TÂCHE ASSIGNÉE A: Énumérez ce que le gouvernement ou les autorités sud-africaines doivent faire pendant les 120 jours de détention, d'après l'article sur les détenus de Lindela.
TÂCHE ASSIGNÉE B: D'après l'article sur les détenus de Lindela, depuis combien de temps les 39 expatriés sans papiers étaient-ils enfermés au centre de rapatriement ?
TÂCHE ASSIGNÉE C: Recopiez fidèlement le passage de l'article sur les détenus de Lindela qui va de « Les différentes organisations » jusqu'à « préparer son rapatriement. ».

Les 39 détenus de Lindela libérés, une victoire pour la commission sud-africaine des droits de l’homme.

Les différentes organisations de défense des droits de l’homme saluent la libération par le ministère de l’intérieur des 39 détenus au centre de rapatriement de Lindela.

Ces expatriés sans papiers avaient été enfermés  depuis plus d’une année au centre de rapatriement. La commission sud-africaine des droits de l’homme ainsi  que l’ONG, Passop avaient saisi la justice la semaine dernière pour la libération de ces immigrés.

La loi sud-africaine stipule que les immigrés sans papiers ne peuvent pas être détenus plus de 120 jours au centre de Lindela. Pendant cette période, le gouvernement sud-africain est supposé vérifier si le détenu est en ordre ou pas. Les autorités sud-africaines doivent également confirmer le pays d’origine du détenu et préparer son rapatriement.

Depuis plusieurs mois, des voix s' élèvent pour dénoncer les abus dont sont victimes les détenus étrangers.

« La  libération de ces détenus prouve que le ministère de l’intérieur ainsi que les autorités de Lindela reconnaissent ce que stipule la loi quant à l’incarcération des immigrés sans papiers. » souligne le communiqué de presse du Consortium des étrangers et réfugiés en Afrique du Sud, Cormsa.

Les différentes ONG ainsi que la commission sud-africaine des droits de l’homme ont déclaré que le ministère de l’intérieur va à l’encontre de la loi en gardant ces détenus plus de 120 jours.

Du côté du ministère de l’intérieur, cette longue détention est souvent due au fait que les détenus ne coopèrent pas avec les autorités et refusent de révéler leur identité.

La commission a réaffirmé qu’elle continuerait à lutter pour que les droits des détenus soient respectés.

DONNÉES ENREGISTRÉES:

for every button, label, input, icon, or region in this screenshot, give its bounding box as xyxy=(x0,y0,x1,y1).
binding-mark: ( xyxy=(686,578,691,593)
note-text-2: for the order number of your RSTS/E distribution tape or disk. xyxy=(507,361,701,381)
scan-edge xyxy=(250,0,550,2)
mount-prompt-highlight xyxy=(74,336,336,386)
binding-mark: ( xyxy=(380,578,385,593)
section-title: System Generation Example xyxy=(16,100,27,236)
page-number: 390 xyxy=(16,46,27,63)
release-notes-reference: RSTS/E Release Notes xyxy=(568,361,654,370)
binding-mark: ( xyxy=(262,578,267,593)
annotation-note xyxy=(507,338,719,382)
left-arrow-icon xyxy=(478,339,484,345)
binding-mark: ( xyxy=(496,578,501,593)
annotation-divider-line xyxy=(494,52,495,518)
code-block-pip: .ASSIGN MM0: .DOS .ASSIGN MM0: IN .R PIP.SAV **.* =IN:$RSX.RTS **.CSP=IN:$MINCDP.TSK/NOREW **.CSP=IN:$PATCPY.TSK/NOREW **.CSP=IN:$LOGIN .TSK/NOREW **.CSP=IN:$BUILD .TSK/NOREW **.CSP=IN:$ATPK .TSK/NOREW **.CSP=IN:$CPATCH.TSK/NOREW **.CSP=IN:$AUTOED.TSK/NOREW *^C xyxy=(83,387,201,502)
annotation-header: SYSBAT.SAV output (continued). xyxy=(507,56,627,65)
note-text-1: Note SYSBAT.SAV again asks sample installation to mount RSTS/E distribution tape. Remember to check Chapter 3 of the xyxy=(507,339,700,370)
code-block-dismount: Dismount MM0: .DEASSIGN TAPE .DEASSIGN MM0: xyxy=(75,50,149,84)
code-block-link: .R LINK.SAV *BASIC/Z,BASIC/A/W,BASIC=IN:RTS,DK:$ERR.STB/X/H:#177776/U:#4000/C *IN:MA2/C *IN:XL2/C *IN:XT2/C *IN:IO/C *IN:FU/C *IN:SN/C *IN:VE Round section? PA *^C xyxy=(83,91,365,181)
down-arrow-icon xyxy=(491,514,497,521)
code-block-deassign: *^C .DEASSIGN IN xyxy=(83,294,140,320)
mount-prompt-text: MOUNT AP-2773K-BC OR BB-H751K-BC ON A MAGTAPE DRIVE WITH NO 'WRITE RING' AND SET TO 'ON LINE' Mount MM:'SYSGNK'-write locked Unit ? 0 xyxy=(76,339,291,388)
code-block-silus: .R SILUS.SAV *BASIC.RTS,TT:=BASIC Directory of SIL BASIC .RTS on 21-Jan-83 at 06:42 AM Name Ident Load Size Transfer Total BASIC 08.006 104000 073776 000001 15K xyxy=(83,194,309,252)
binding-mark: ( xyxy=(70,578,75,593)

RÉSULTAT OBTENU A:
- Vérifier si le détenu est en ordre ou pas.
- Confirmer le pays d'origine du détenu.
- Préparer son rapatriement.

RÉSULTAT OBTENU B: Depuis plus d'une année.

RÉSULTAT OBTENU C:
Les différentes organisations de défense des droits de l’homme saluent la libération par le ministère de l’intérieur des 39 détenus au centre de rapatriement de Lindela.

Ces expatriés sans papiers avaient été enfermés  depuis plus d’une année au centre de rapatriement. La commission sud-africaine des droits de l’homme ainsi  que l’ONG, Passop avaient saisi la justice la semaine dernière pour la libération de ces immigrés.

La loi sud-africaine stipule que les immigrés sans papiers ne peuvent pas être détenus plus de 120 jours au centre de Lindela. Pendant cette période, le gouvernement sud-africain est supposé vérifier si le détenu est en ordre ou pas. Les autorités sud-africaines doivent également confirmer le pays d’origine du détenu et préparer son rapatriement.